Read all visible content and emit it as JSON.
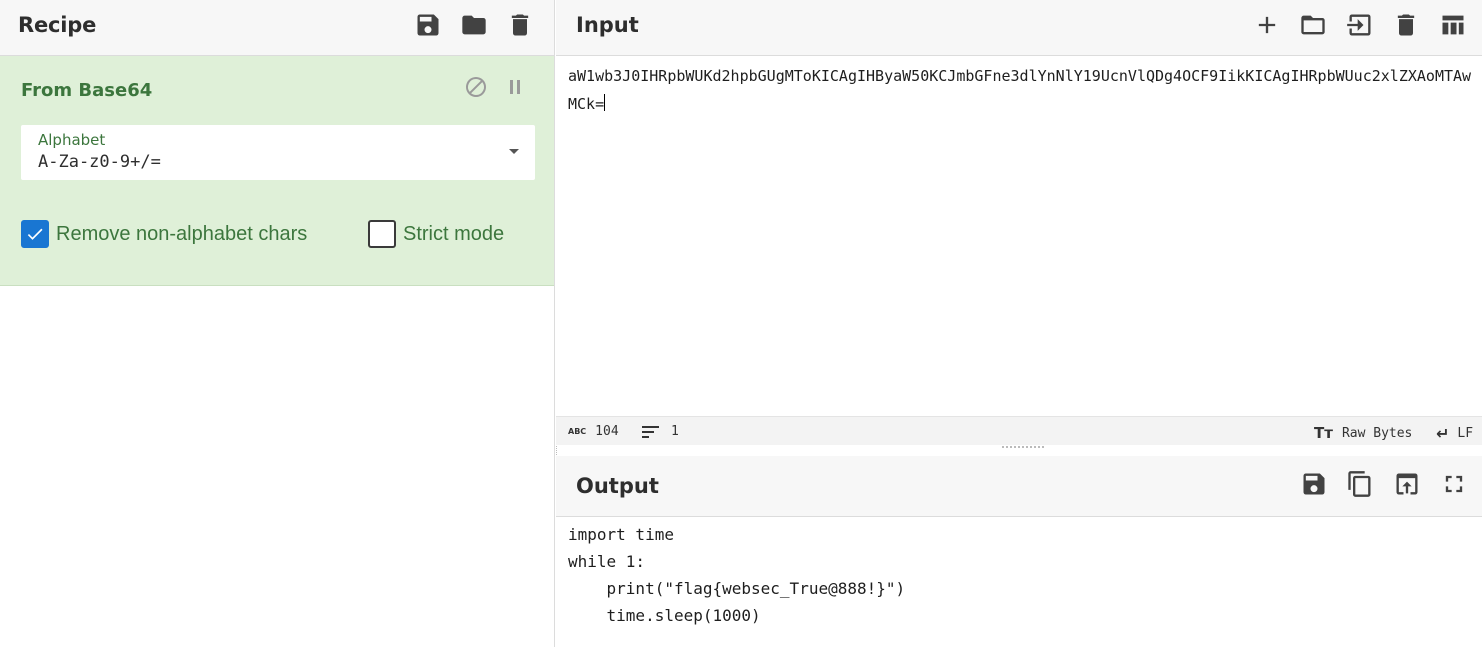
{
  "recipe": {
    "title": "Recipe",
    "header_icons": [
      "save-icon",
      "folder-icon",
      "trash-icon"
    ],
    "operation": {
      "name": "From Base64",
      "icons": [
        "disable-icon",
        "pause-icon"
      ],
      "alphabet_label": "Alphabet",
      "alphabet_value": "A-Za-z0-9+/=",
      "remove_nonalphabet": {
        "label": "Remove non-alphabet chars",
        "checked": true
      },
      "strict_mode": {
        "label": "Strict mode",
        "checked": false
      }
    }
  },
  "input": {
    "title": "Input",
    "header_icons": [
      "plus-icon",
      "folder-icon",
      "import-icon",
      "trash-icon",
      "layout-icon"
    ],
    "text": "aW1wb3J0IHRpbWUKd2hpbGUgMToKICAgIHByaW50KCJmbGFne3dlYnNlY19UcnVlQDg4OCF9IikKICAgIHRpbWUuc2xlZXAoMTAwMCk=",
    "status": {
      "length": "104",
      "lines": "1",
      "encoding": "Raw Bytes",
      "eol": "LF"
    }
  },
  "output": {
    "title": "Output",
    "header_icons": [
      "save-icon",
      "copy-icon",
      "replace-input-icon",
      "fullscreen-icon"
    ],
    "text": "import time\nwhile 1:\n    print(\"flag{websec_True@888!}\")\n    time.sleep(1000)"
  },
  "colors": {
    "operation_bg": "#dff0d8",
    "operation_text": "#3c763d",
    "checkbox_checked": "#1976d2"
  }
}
□ □ □
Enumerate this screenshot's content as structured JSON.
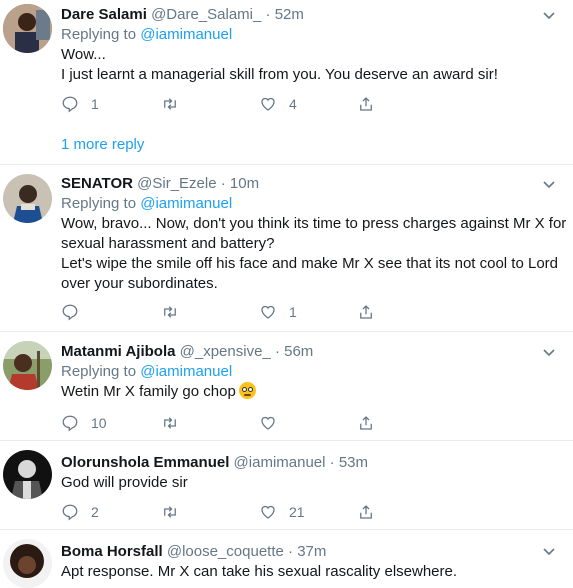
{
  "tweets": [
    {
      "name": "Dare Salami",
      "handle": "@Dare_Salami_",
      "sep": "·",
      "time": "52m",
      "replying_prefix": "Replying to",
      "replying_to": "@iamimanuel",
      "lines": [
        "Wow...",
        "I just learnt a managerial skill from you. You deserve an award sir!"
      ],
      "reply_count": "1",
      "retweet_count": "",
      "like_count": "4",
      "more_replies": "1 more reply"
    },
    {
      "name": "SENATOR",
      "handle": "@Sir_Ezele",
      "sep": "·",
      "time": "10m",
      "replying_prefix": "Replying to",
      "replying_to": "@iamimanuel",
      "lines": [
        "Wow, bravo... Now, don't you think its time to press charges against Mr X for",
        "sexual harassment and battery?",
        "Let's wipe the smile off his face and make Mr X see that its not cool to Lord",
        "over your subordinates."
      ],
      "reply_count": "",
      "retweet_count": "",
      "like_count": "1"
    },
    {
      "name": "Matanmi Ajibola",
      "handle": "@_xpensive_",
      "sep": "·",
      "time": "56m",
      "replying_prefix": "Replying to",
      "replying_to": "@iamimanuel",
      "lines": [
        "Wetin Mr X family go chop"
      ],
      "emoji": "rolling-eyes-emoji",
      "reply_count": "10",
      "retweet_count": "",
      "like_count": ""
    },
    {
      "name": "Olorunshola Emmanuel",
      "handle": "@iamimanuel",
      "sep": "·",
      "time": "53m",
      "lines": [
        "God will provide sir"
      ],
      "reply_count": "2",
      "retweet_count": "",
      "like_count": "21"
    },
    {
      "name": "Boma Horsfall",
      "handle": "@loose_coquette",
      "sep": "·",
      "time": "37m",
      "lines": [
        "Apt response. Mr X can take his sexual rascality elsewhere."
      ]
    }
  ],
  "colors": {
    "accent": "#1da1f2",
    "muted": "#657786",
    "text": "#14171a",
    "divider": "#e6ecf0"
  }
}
□ □ □
Do this: Return each line that includes "handle".

The response:
      "handle": "@Dare_Salami_",
      "handle": "@Sir_Ezele",
      "handle": "@_xpensive_",
      "handle": "@iamimanuel",
      "handle": "@loose_coquette",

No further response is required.